== MATERIAL TO PROCESS
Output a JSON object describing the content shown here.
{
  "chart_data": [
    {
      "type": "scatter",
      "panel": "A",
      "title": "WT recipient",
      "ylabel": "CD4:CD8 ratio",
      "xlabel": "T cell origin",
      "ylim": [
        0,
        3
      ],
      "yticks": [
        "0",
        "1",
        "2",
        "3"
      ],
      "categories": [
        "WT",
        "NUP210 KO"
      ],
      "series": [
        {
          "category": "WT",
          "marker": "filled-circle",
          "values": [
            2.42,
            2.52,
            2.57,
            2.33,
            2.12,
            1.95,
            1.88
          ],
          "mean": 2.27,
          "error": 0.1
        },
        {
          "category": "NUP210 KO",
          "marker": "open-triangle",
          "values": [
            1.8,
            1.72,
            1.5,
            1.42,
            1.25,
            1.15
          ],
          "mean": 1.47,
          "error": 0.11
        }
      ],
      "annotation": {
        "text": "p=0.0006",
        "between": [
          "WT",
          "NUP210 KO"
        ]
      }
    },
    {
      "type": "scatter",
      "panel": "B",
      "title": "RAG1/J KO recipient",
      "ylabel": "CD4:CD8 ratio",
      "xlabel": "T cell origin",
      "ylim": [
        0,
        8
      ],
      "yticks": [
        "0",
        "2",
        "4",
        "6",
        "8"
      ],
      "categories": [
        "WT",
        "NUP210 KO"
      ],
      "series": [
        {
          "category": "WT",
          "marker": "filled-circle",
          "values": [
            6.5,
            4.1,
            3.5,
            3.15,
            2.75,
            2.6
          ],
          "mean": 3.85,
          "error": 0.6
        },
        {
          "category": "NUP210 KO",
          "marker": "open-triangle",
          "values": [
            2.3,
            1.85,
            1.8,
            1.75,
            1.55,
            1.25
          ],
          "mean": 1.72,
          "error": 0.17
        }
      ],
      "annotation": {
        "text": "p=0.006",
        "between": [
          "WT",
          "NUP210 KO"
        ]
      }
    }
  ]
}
====
» YOUR OBJECTIVE
Extract, word for word, each line of the listing above.

» TASK RESPONSE
Output a JSON object describing the content shown here.
{
  "chart_data": [
    {
      "type": "scatter",
      "panel": "A",
      "title": "WT recipient",
      "ylabel": "CD4:CD8 ratio",
      "xlabel": "T cell origin",
      "ylim": [
        0,
        3
      ],
      "yticks": [
        "0",
        "1",
        "2",
        "3"
      ],
      "categories": [
        "WT",
        "NUP210 KO"
      ],
      "series": [
        {
          "category": "WT",
          "marker": "filled-circle",
          "values": [
            2.42,
            2.52,
            2.57,
            2.33,
            2.12,
            1.95,
            1.88
          ],
          "mean": 2.27,
          "error": 0.1
        },
        {
          "category": "NUP210 KO",
          "marker": "open-triangle",
          "values": [
            1.8,
            1.72,
            1.5,
            1.42,
            1.25,
            1.15
          ],
          "mean": 1.47,
          "error": 0.11
        }
      ],
      "annotation": {
        "text": "p=0.0006",
        "between": [
          "WT",
          "NUP210 KO"
        ]
      }
    },
    {
      "type": "scatter",
      "panel": "B",
      "title": "RAG1/J KO recipient",
      "ylabel": "CD4:CD8 ratio",
      "xlabel": "T cell origin",
      "ylim": [
        0,
        8
      ],
      "yticks": [
        "0",
        "2",
        "4",
        "6",
        "8"
      ],
      "categories": [
        "WT",
        "NUP210 KO"
      ],
      "series": [
        {
          "category": "WT",
          "marker": "filled-circle",
          "values": [
            6.5,
            4.1,
            3.5,
            3.15,
            2.75,
            2.6
          ],
          "mean": 3.85,
          "error": 0.6
        },
        {
          "category": "NUP210 KO",
          "marker": "open-triangle",
          "values": [
            2.3,
            1.85,
            1.8,
            1.75,
            1.55,
            1.25
          ],
          "mean": 1.72,
          "error": 0.17
        }
      ],
      "annotation": {
        "text": "p=0.006",
        "between": [
          "WT",
          "NUP210 KO"
        ]
      }
    }
  ]
}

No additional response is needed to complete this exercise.